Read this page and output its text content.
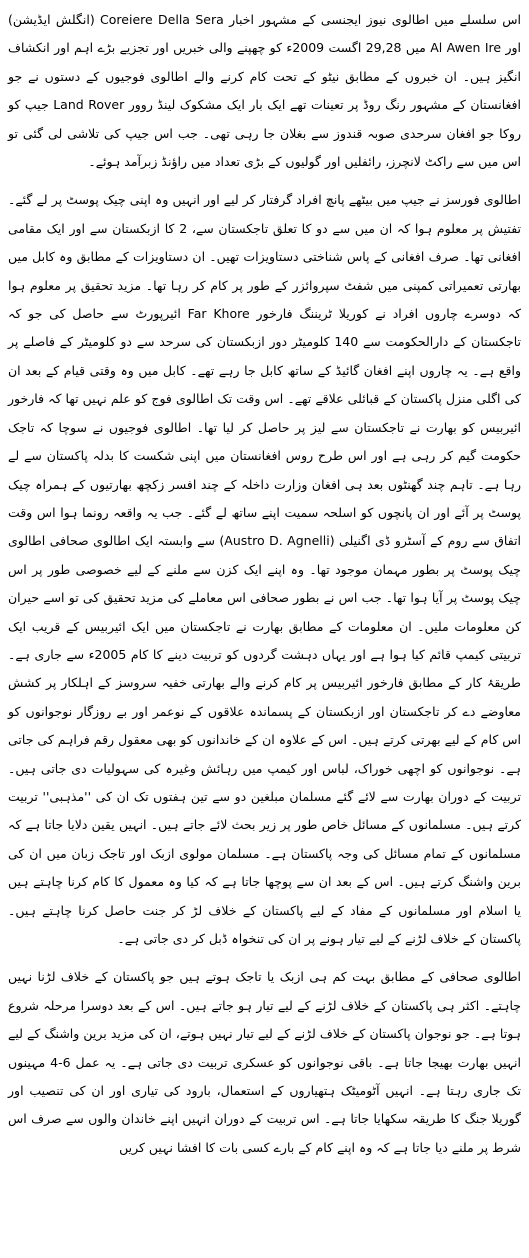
اس سلسلے میں اطالوی نیوز ایجنسی کے مشہور اخبار Coreiere Della Sera (انگلش ایڈیشن) اور Al Awen Ire میں 29,28 اگست 2009ء کو چھپنے والی خبریں اور تجزیے بڑے اہم اور انکشاف انگیز ہیں۔ ان خبروں کے مطابق نیٹو کے تحت کام کرنے والے اطالوی فوجیوں کے دستوں نے جو افغانستان کے مشہور رنگ روڈ پر تعینات تھے ایک بار ایک مشکوک لینڈ روور Land Rover جیپ کو روکا جو افغان سرحدی صوبہ قندوز سے بغلان جا رہی تھی۔ جب اس جیپ کی تلاشی لی گئی تو اس میں سے راکٹ لانچرز، رائفلیں اور گولیوں کے بڑی تعداد میں راؤنڈ زبرآمد ہوئے۔

اطالوی فورسز نے جیپ میں بیٹھے پانچ افراد گرفتار کر لیے اور انہیں وہ اپنی چیک پوسٹ پر لے گئے۔ تفتیش پر معلوم ہوا کہ ان میں سے دو کا تعلق تاجکستان سے، 2 کا ازبکستان سے اور ایک مقامی افغانی تھا۔ صرف افغانی کے پاس شناختی دستاویزات تھیں۔ ان دستاویزات کے مطابق وہ کابل میں بھارتی تعمیراتی کمپنی میں شفٹ سپروائزر کے طور پر کام کر رہا تھا۔ مزید تحقیق پر معلوم ہوا کہ دوسرے چاروں افراد نے کوریلا ٹریننگ فارخور Far Khore ائیرپورٹ سے حاصل کی جو کہ تاجکستان کے دارالحکومت سے 140 کلومیٹر دور ازبکستان کی سرحد سے دو کلومیٹر کے فاصلے پر واقع ہے۔ یہ چاروں اپنے افغان گائیڈ کے ساتھ کابل جا رہے تھے۔ کابل میں وہ وقتی قیام کے بعد ان کی اگلی منزل پاکستان کے قبائلی علاقے تھے۔ اس وقت تک اطالوی فوج کو علم نہیں تھا کہ فارخور ائیربیس کو بھارت نے تاجکستان سے لیز پر حاصل کر لیا تھا۔ اطالوی فوجیوں نے سوچا کہ تاجک حکومت گیم کر رہی ہے اور اس طرح روس افغانستان میں اپنی شکست کا بدلہ پاکستان سے لے رہا ہے۔ تاہم چند گھنٹوں بعد ہی افغان وزارت داخلہ کے چند افسر زکچھ بھارتیوں کے ہمراہ چیک پوسٹ پر آئے اور ان پانچوں کو اسلحہ سمیت اپنے ساتھ لے گئے۔ جب یہ واقعہ رونما ہوا اس وقت اتفاق سے روم کے آسٹرو ڈی اگنیلی (Austro D. Agnelli) سے وابستہ ایک اطالوی صحافی اطالوی چیک پوسٹ پر بطور مہمان موجود تھا۔ وہ اپنے ایک کزن سے ملنے کے لیے خصوصی طور پر اس چیک پوسٹ پر آیا ہوا تھا۔ جب اس نے بطور صحافی اس معاملے کی مزید تحقیق کی تو اسے حیران کن معلومات ملیں۔ ان معلومات کے مطابق بھارت نے تاجکستان میں ایک ائیربیس کے قریب ایک تربیتی کیمپ قائم کیا ہوا ہے اور یہاں دہشت گردوں کو تربیت دینے کا کام 2005ء سے جاری ہے۔ طریقۂ کار کے مطابق فارخور ائیربیس پر کام کرنے والے بھارتی خفیہ سروسز کے اہلکار پر کشش معاوضے دے کر تاجکستان اور ازبکستان کے پسماندہ علاقوں کے نوعمر اور بے روزگار نوجوانوں کو اس کام کے لیے بھرتی کرتے ہیں۔ اس کے علاوہ ان کے خاندانوں کو بھی معقول رقم فراہم کی جاتی ہے۔ نوجوانوں کو اچھی خوراک، لباس اور کیمپ میں رہائش وغیرہ کی سہولیات دی جاتی ہیں۔ تربیت کے دوران بھارت سے لائے گئے مسلمان مبلغین دو سے تین ہفتوں تک ان کی ''مذہبی'' تربیت کرتے ہیں۔ مسلمانوں کے مسائل خاص طور پر زیر بحث لائے جاتے ہیں۔ انہیں یقین دلایا جاتا ہے کہ مسلمانوں کے تمام مسائل کی وجہ پاکستان ہے۔ مسلمان مولوی ازبک اور تاجک زبان میں ان کی برین واشنگ کرتے ہیں۔ اس کے بعد ان سے پوچھا جاتا ہے کہ کیا وہ معمول کا کام کرنا چاہتے ہیں یا اسلام اور مسلمانوں کے مفاد کے لیے پاکستان کے خلاف لڑ کر جنت حاصل کرنا چاہتے ہیں۔ پاکستان کے خلاف لڑنے کے لیے تیار ہونے پر ان کی تنخواہ ڈبل کر دی جاتی ہے۔

اطالوی صحافی کے مطابق بہت کم ہی ازبک یا تاجک ہوتے ہیں جو پاکستان کے خلاف لڑنا نہیں چاہتے۔ اکثر ہی پاکستان کے خلاف لڑنے کے لیے تیار ہو جاتے ہیں۔ اس کے بعد دوسرا مرحلہ شروع ہوتا ہے۔ جو نوجوان پاکستان کے خلاف لڑنے کے لیے تیار نہیں ہوتے، ان کی مزید برین واشنگ کے لیے انہیں بھارت بھیجا جاتا ہے۔ باقی نوجوانوں کو عسکری تربیت دی جاتی ہے۔ یہ عمل 6-4 مہینوں تک جاری رہتا ہے۔ انہیں آٹومیٹک ہتھیاروں کے استعمال، بارود کی تیاری اور ان کی تنصیب اور گوریلا جنگ کا طریقہ سکھایا جاتا ہے۔ اس تربیت کے دوران انہیں اپنے خاندان والوں سے صرف اس شرط پر ملنے دیا جاتا ہے کہ وہ اپنے کام کے بارے کسی بات کا افشا نہیں کریں
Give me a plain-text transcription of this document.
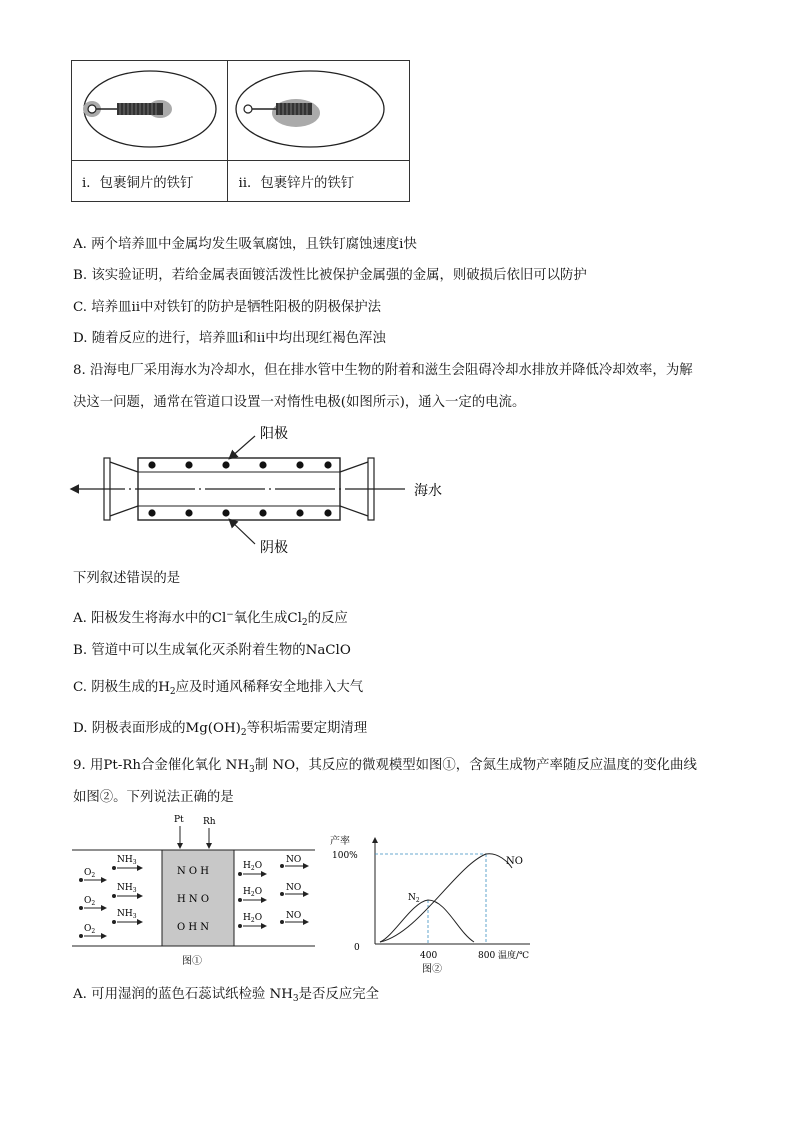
ⅰ．包裹铜片的铁钉	ⅱ．包裹锌片的铁钉
A. 两个培养皿中金属均发生吸氧腐蚀，且铁钉腐蚀速度ⅰ快
B. 该实验证明，若给金属表面镀活泼性比被保护金属强的金属，则破损后依旧可以防护
C. 培养皿ⅱ中对铁钉的防护是牺牲阳极的阴极保护法
D. 随着反应的进行，培养皿ⅰ和ⅱ中均出现红褐色浑浊
8. 沿海电厂采用海水为冷却水，但在排水管中生物的附着和滋生会阻碍冷却水排放并降低冷却效率，为解
决这一问题，通常在管道口设置一对惰性电极(如图所示)，通入一定的电流。
阳极
阴极
海水
下列叙述错误的是
A. 阳极发生将海水中的Cl−氧化生成$Cl_2$的反应
B. 管道中可以生成氧化灭杀附着生物的NaClO
C. 阴极生成的$H_2$应及时通风稀释安全地排入大气
D. 阴极表面形成的$Mg(OH)_2$等积垢需要定期清理
9. 用Pt-Rh合金催化氧化 $NH_3$制 NO，其反应的微观模型如图①，含氮生成物产率随反应温度的变化曲线
如图②。下列说法正确的是
Pt Rh
N O H
H N O
O H N
$O_2$
$O_2$
$O_2$
$NH_3$
$NH_3$
$NH_3$
$H_2O$
$H_2O$
$H_2O$
NO
NO
NO
图①
产率
100%
0
400	800 温度/℃
$N_2$
NO
图②
A. 可用湿润的蓝色石蕊试纸检验 $NH_3$是否反应完全
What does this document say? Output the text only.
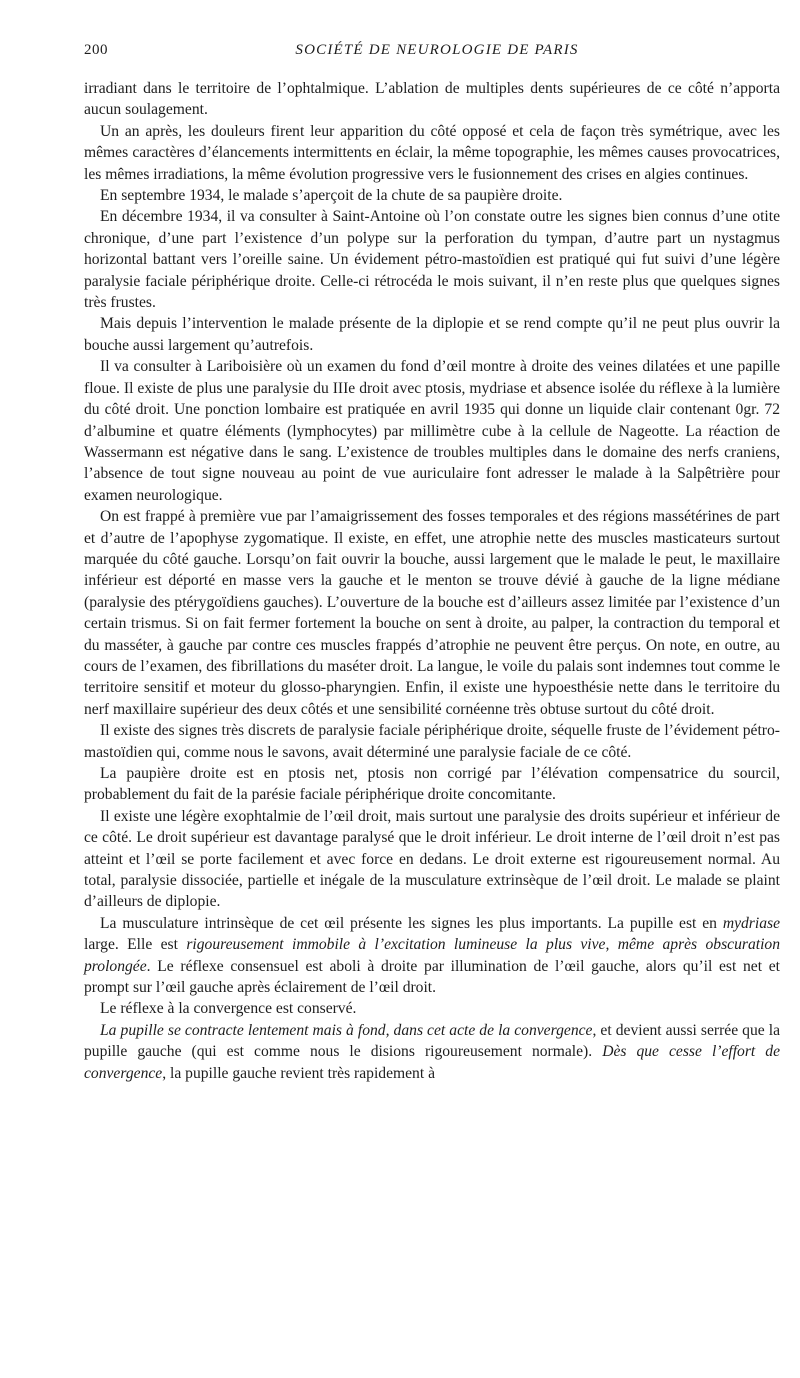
200	SOCIÉTÉ DE NEUROLOGIE DE PARIS

irradiant dans le territoire de l’ophtalmique. L’ablation de multiples dents supérieures de ce côté n’apporta aucun soulagement.

Un an après, les douleurs firent leur apparition du côté opposé et cela de façon très symétrique, avec les mêmes caractères d’élancements intermittents en éclair, la même topographie, les mêmes causes provocatrices, les mêmes irradiations, la même évolution progressive vers le fusionnement des crises en algies continues.

En septembre 1934, le malade s’aperçoit de la chute de sa paupière droite.

En décembre 1934, il va consulter à Saint-Antoine où l’on constate outre les signes bien connus d’une otite chronique, d’une part l’existence d’un polype sur la perforation du tympan, d’autre part un nystagmus horizontal battant vers l’oreille saine. Un évidement pétro-mastoïdien est pratiqué qui fut suivi d’une légère paralysie faciale périphérique droite. Celle-ci rétrocéda le mois suivant, il n’en reste plus que quelques signes très frustes.

Mais depuis l’intervention le malade présente de la diplopie et se rend compte qu’il ne peut plus ouvrir la bouche aussi largement qu’autrefois.

Il va consulter à Lariboisière où un examen du fond d’œil montre à droite des veines dilatées et une papille floue. Il existe de plus une paralysie du IIIe droit avec ptosis, mydriase et absence isolée du réflexe à la lumière du côté droit. Une ponction lombaire est pratiquée en avril 1935 qui donne un liquide clair contenant 0gr. 72 d’albumine et quatre éléments (lymphocytes) par millimètre cube à la cellule de Nageotte. La réaction de Wassermann est négative dans le sang. L’existence de troubles multiples dans le domaine des nerfs craniens, l’absence de tout signe nouveau au point de vue auriculaire font adresser le malade à la Salpêtrière pour examen neurologique.

On est frappé à première vue par l’amaigrissement des fosses temporales et des régions massétérines de part et d’autre de l’apophyse zygomatique. Il existe, en effet, une atrophie nette des muscles masticateurs surtout marquée du côté gauche. Lorsqu’on fait ouvrir la bouche, aussi largement que le malade le peut, le maxillaire inférieur est déporté en masse vers la gauche et le menton se trouve dévié à gauche de la ligne médiane (paralysie des ptérygoïdiens gauches). L’ouverture de la bouche est d’ailleurs assez limitée par l’existence d’un certain trismus. Si on fait fermer fortement la bouche on sent à droite, au palper, la contraction du temporal et du masséter, à gauche par contre ces muscles frappés d’atrophie ne peuvent être perçus. On note, en outre, au cours de l’examen, des fibrillations du maséter droit. La langue, le voile du palais sont indemnes tout comme le territoire sensitif et moteur du glosso-pharyngien. Enfin, il existe une hypoesthésie nette dans le territoire du nerf maxillaire supérieur des deux côtés et une sensibilité cornéenne très obtuse surtout du côté droit.

Il existe des signes très discrets de paralysie faciale périphérique droite, séquelle fruste de l’évidement pétro-mastoïdien qui, comme nous le savons, avait déterminé une paralysie faciale de ce côté.

La paupière droite est en ptosis net, ptosis non corrigé par l’élévation compensatrice du sourcil, probablement du fait de la parésie faciale périphérique droite concomitante.

Il existe une légère exophtalmie de l’œil droit, mais surtout une paralysie des droits supérieur et inférieur de ce côté. Le droit supérieur est davantage paralysé que le droit inférieur. Le droit interne de l’œil droit n’est pas atteint et l’œil se porte facilement et avec force en dedans. Le droit externe est rigoureusement normal. Au total, paralysie dissociée, partielle et inégale de la musculature extrinsèque de l’œil droit. Le malade se plaint d’ailleurs de diplopie.

La musculature intrinsèque de cet œil présente les signes les plus importants. La pupille est en mydriase large. Elle est rigoureusement immobile à l’excitation lumineuse la plus vive, même après obscuration prolongée. Le réflexe consensuel est aboli à droite par illumination de l’œil gauche, alors qu’il est net et prompt sur l’œil gauche après éclairement de l’œil droit.

Le réflexe à la convergence est conservé.

La pupille se contracte lentement mais à fond, dans cet acte de la convergence, et devient aussi serrée que la pupille gauche (qui est comme nous le disions rigoureusement normale). Dès que cesse l’effort de convergence, la pupille gauche revient très rapidement à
● ● ● ● ●
### What is expected
Go through the records above and copy every line with the word "document".

### Written solution
Give me a plain-text transcription of this document.
What does this document say? Output the text only.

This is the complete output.